(Dataset items)
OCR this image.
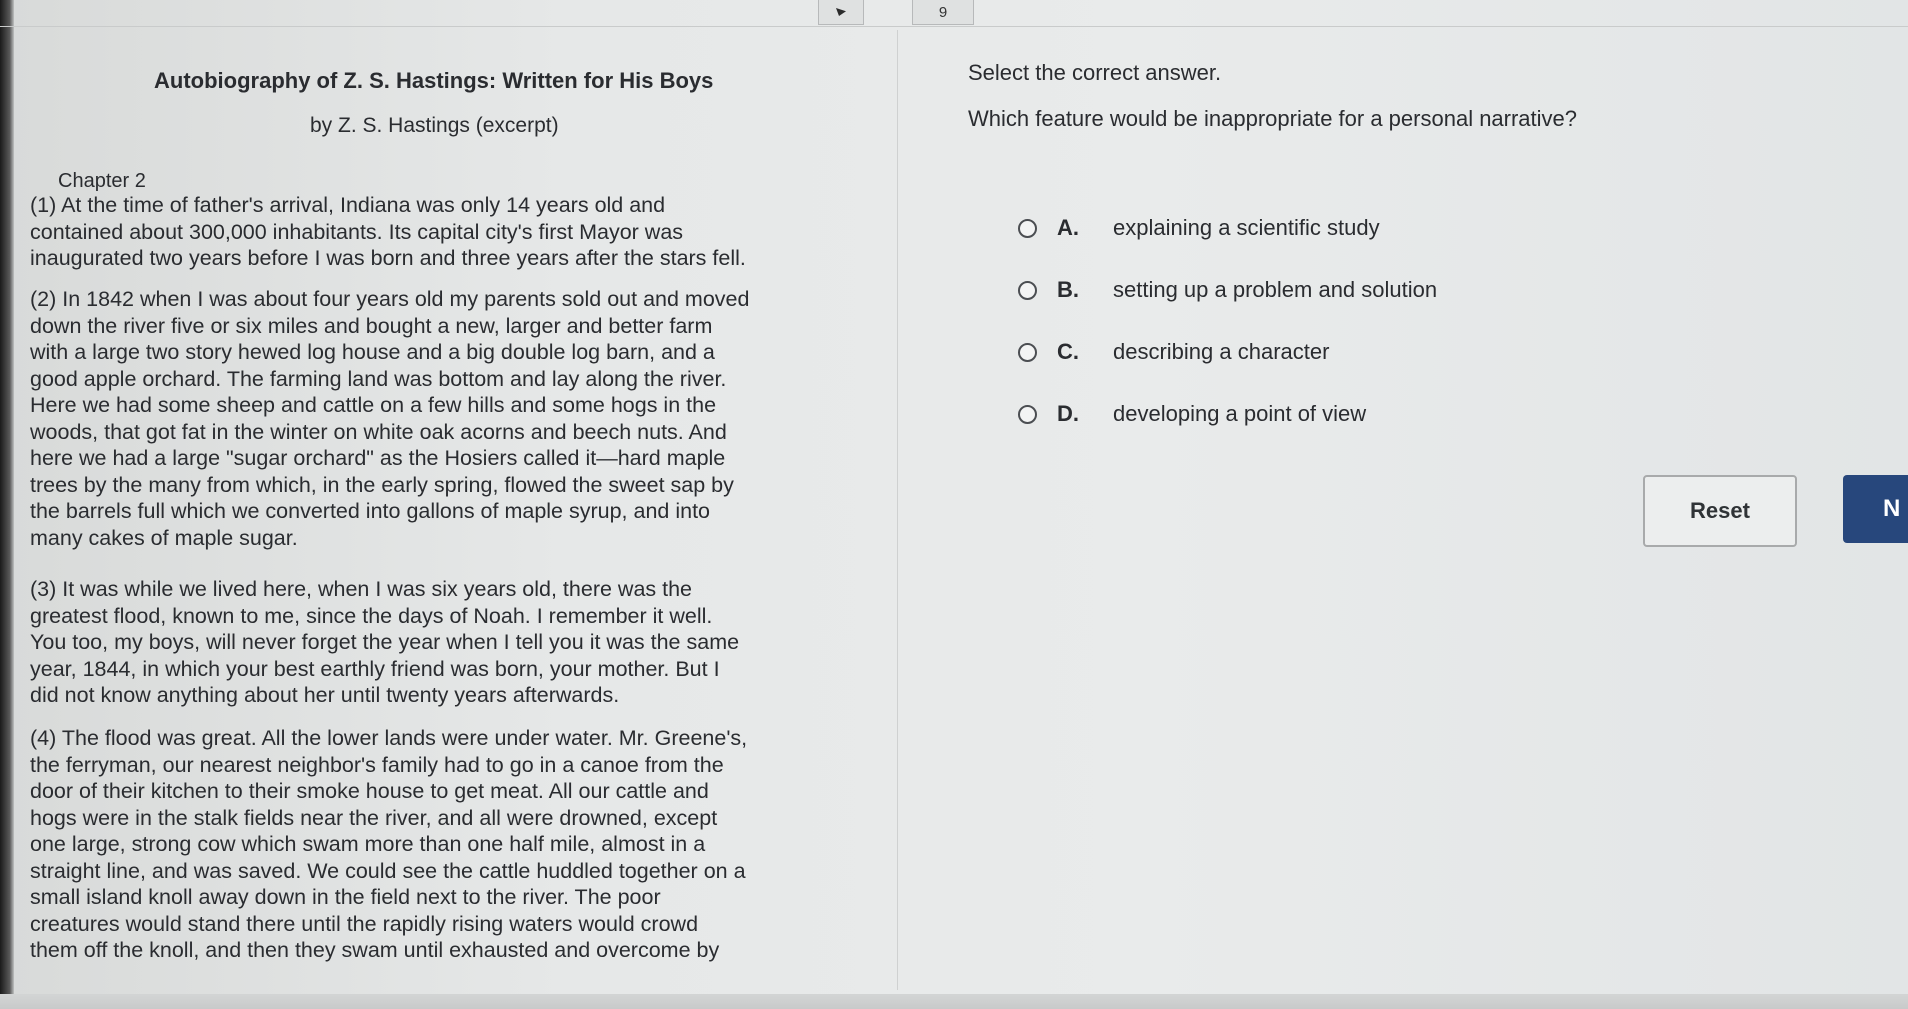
9
Autobiography of Z. S. Hastings: Written for His Boys
by Z. S. Hastings (excerpt)
Chapter 2

(1) At the time of father's arrival, Indiana was only 14 years old and

contained about 300,000 inhabitants. Its capital city's first Mayor was

inaugurated two years before I was born and three years after the stars fell.

(2) In 1842 when I was about four years old my parents sold out and moved

down the river five or six miles and bought a new, larger and better farm

with a large two story hewed log house and a big double log barn, and a

good apple orchard. The farming land was bottom and lay along the river.

Here we had some sheep and cattle on a few hills and some hogs in the

woods, that got fat in the winter on white oak acorns and beech nuts. And

here we had a large "sugar orchard" as the Hosiers called it—hard maple

trees by the many from which, in the early spring, flowed the sweet sap by

the barrels full which we converted into gallons of maple syrup, and into

many cakes of maple sugar.

(3) It was while we lived here, when I was six years old, there was the

greatest flood, known to me, since the days of Noah. I remember it well.

You too, my boys, will never forget the year when I tell you it was the same

year, 1844, in which your best earthly friend was born, your mother. But I

did not know anything about her until twenty years afterwards.

(4) The flood was great. All the lower lands were under water. Mr. Greene's,

the ferryman, our nearest neighbor's family had to go in a canoe from the

door of their kitchen to their smoke house to get meat. All our cattle and

hogs were in the stalk fields near the river, and all were drowned, except

one large, strong cow which swam more than one half mile, almost in a

straight line, and was saved. We could see the cattle huddled together on a

small island knoll away down in the field next to the river. The poor

creatures would stand there until the rapidly rising waters would crowd

them off the knoll, and then they swam until exhausted and overcome by

Select the correct answer.
Which feature would be inappropriate for a personal narrative?
A.	explaining a scientific study
B.	setting up a problem and solution
C.	describing a character
D.	developing a point of view
Reset	N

(What is being asked) Pictures in the records should not appear in your copy, but everything else must be transcribed exactly.

(Task response)
OCR this image.
9
Autobiography of Z. S. Hastings: Written for His Boys
by Z. S. Hastings (excerpt)
Chapter 2

(1) At the time of father's arrival, Indiana was only 14 years old and

contained about 300,000 inhabitants. Its capital city's first Mayor was

inaugurated two years before I was born and three years after the stars fell.

(2) In 1842 when I was about four years old my parents sold out and moved

down the river five or six miles and bought a new, larger and better farm

with a large two story hewed log house and a big double log barn, and a

good apple orchard. The farming land was bottom and lay along the river.

Here we had some sheep and cattle on a few hills and some hogs in the

woods, that got fat in the winter on white oak acorns and beech nuts. And

here we had a large "sugar orchard" as the Hosiers called it—hard maple

trees by the many from which, in the early spring, flowed the sweet sap by

the barrels full which we converted into gallons of maple syrup, and into

many cakes of maple sugar.

(3) It was while we lived here, when I was six years old, there was the

greatest flood, known to me, since the days of Noah. I remember it well.

You too, my boys, will never forget the year when I tell you it was the same

year, 1844, in which your best earthly friend was born, your mother. But I

did not know anything about her until twenty years afterwards.

(4) The flood was great. All the lower lands were under water. Mr. Greene's,

the ferryman, our nearest neighbor's family had to go in a canoe from the

door of their kitchen to their smoke house to get meat. All our cattle and

hogs were in the stalk fields near the river, and all were drowned, except

one large, strong cow which swam more than one half mile, almost in a

straight line, and was saved. We could see the cattle huddled together on a

small island knoll away down in the field next to the river. The poor

creatures would stand there until the rapidly rising waters would crowd

them off the knoll, and then they swam until exhausted and overcome by

Select the correct answer.
Which feature would be inappropriate for a personal narrative?
A.	explaining a scientific study
B.	setting up a problem and solution
C.	describing a character
D.	developing a point of view
Reset	N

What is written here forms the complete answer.